Locate the lines that hold the string "this". Copy every such line.

**** GIVEN DATA

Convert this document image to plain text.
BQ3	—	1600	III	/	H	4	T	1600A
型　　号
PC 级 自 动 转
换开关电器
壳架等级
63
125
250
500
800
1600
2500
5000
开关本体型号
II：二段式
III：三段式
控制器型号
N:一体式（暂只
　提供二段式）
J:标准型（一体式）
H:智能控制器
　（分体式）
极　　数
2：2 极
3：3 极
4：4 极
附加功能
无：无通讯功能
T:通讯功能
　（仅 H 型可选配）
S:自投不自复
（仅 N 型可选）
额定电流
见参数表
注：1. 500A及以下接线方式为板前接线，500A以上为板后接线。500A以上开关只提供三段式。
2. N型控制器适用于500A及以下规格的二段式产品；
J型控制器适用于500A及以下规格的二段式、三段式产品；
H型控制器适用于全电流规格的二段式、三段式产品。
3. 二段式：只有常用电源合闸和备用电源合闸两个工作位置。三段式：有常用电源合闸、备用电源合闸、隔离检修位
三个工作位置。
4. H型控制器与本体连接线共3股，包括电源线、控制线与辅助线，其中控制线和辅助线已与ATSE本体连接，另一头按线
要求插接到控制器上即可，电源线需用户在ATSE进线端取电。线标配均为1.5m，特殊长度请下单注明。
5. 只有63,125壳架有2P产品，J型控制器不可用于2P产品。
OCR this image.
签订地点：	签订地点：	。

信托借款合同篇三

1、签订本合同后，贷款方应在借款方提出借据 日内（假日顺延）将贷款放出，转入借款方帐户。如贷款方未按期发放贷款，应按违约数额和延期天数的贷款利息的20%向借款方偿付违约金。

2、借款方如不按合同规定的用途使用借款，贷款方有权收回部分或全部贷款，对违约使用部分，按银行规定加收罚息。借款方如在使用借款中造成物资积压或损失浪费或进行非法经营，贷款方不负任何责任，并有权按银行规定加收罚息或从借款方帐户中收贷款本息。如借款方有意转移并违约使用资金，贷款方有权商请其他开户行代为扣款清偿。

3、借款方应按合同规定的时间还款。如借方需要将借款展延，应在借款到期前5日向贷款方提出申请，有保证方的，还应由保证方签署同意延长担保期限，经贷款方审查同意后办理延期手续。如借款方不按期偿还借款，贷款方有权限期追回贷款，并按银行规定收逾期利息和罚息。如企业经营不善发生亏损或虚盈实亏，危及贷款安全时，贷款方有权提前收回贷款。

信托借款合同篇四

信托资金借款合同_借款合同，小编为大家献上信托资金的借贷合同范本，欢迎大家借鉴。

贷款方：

********

**CORRECT ANSWER**
Convert this document image to plain text.
OCR this image.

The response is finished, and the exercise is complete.